▸ WHAT THIS TASK INVOLVES: From the entries below, count the lines with "orange". Write only the count.

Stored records
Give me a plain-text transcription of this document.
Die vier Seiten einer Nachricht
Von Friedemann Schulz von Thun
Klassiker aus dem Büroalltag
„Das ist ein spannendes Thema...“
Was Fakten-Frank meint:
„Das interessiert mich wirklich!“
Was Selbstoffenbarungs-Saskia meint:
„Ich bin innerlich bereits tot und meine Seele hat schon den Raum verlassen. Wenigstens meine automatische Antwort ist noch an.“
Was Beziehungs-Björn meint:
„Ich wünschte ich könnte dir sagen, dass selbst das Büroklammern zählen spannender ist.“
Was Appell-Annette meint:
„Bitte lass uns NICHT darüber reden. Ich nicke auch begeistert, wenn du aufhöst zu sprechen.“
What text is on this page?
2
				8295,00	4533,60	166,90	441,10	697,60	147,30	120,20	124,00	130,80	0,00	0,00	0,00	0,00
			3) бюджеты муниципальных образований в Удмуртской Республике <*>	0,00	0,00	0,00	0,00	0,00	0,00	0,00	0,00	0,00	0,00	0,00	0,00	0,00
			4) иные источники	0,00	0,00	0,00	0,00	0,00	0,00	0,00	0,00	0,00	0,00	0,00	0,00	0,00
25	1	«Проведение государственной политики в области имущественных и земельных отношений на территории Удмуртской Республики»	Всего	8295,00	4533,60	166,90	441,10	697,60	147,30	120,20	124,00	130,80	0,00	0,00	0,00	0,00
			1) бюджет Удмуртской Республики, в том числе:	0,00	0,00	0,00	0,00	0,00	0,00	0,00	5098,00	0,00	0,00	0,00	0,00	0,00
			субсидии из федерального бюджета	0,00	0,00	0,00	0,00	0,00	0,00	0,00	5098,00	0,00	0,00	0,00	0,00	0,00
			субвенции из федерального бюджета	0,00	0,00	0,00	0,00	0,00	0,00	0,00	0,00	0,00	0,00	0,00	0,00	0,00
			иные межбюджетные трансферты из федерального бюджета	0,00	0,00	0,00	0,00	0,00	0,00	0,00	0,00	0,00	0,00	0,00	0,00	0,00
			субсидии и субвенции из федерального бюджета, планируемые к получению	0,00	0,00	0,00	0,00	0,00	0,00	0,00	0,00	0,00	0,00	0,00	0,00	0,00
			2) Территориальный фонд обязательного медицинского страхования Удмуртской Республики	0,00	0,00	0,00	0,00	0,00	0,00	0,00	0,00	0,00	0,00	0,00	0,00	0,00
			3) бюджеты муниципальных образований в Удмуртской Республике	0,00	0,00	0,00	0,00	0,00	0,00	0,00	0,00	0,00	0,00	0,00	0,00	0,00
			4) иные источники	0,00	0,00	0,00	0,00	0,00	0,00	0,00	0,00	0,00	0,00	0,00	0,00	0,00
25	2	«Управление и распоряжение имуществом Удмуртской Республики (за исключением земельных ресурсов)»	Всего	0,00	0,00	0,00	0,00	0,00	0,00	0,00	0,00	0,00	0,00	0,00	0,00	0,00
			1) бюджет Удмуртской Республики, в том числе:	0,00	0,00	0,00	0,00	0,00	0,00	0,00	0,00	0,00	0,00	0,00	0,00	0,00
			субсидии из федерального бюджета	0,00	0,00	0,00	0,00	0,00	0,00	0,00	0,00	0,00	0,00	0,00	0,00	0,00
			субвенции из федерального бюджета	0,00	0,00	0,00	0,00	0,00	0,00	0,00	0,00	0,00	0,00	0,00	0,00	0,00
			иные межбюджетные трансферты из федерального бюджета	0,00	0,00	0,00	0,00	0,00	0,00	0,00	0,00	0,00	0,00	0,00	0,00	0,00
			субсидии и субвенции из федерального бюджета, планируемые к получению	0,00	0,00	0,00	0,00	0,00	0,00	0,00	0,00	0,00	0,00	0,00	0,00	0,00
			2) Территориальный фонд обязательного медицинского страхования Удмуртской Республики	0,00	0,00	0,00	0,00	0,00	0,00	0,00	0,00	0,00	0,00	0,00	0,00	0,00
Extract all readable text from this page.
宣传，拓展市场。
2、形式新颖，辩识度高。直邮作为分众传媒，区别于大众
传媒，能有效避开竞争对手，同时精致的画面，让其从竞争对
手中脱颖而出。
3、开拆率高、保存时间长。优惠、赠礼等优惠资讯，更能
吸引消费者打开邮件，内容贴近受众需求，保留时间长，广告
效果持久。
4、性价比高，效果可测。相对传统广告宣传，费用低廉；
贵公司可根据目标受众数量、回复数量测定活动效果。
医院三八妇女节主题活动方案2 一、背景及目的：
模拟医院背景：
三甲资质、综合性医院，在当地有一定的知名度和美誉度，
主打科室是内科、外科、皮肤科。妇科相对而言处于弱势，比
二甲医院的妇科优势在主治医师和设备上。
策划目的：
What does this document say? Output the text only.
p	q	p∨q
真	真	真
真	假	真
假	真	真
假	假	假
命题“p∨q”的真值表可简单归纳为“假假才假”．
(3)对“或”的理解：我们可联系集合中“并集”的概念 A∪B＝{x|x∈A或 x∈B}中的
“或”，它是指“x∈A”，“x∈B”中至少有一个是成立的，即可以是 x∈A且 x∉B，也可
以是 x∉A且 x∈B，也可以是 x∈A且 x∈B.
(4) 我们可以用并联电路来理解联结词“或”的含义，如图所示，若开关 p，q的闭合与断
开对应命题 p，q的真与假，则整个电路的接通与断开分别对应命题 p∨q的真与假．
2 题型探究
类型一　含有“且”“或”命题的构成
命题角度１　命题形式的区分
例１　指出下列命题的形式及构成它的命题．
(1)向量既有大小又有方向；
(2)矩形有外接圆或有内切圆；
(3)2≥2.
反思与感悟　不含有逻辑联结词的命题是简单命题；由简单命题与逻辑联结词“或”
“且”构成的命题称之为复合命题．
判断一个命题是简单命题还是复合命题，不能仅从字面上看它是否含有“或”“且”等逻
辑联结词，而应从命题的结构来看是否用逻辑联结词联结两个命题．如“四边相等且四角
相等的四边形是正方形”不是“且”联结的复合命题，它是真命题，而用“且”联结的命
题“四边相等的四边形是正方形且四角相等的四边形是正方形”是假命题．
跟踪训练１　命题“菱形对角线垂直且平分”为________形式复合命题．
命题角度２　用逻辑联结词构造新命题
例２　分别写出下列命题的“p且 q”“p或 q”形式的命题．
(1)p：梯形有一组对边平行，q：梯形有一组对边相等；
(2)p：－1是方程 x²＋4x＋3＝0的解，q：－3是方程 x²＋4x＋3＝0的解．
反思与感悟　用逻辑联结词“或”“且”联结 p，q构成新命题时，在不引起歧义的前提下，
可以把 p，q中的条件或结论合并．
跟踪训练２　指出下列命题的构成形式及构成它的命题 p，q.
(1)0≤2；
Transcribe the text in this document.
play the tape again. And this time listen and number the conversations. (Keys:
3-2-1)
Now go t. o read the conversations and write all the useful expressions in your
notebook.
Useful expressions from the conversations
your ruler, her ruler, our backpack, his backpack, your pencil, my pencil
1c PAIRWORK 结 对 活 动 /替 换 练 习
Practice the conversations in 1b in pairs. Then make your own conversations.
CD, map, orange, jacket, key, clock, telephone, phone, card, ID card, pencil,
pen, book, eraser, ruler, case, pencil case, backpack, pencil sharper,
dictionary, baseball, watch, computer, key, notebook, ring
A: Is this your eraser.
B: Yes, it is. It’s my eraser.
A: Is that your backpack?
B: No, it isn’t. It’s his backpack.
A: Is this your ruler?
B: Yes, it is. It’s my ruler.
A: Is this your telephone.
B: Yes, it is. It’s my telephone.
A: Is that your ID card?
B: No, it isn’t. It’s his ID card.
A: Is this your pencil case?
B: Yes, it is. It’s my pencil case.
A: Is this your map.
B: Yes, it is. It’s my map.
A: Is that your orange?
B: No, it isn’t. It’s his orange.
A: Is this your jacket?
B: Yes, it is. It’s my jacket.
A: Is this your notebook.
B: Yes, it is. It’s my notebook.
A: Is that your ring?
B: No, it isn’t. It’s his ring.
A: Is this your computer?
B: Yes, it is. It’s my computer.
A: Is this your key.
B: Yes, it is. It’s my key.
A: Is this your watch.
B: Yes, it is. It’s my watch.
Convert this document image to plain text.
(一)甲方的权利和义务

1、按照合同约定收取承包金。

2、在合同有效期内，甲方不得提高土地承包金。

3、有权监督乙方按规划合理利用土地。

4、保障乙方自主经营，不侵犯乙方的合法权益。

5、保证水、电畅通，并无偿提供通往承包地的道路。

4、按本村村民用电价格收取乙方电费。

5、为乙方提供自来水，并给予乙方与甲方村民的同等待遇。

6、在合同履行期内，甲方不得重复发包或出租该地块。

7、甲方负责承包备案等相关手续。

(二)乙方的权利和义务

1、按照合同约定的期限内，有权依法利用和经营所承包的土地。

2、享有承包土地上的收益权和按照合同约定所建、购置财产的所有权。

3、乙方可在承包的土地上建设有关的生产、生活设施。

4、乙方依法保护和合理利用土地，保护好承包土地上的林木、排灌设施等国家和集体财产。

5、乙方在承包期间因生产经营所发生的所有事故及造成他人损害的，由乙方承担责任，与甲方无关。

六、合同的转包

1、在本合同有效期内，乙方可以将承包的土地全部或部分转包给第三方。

▸ RESPONSE BELOW: 3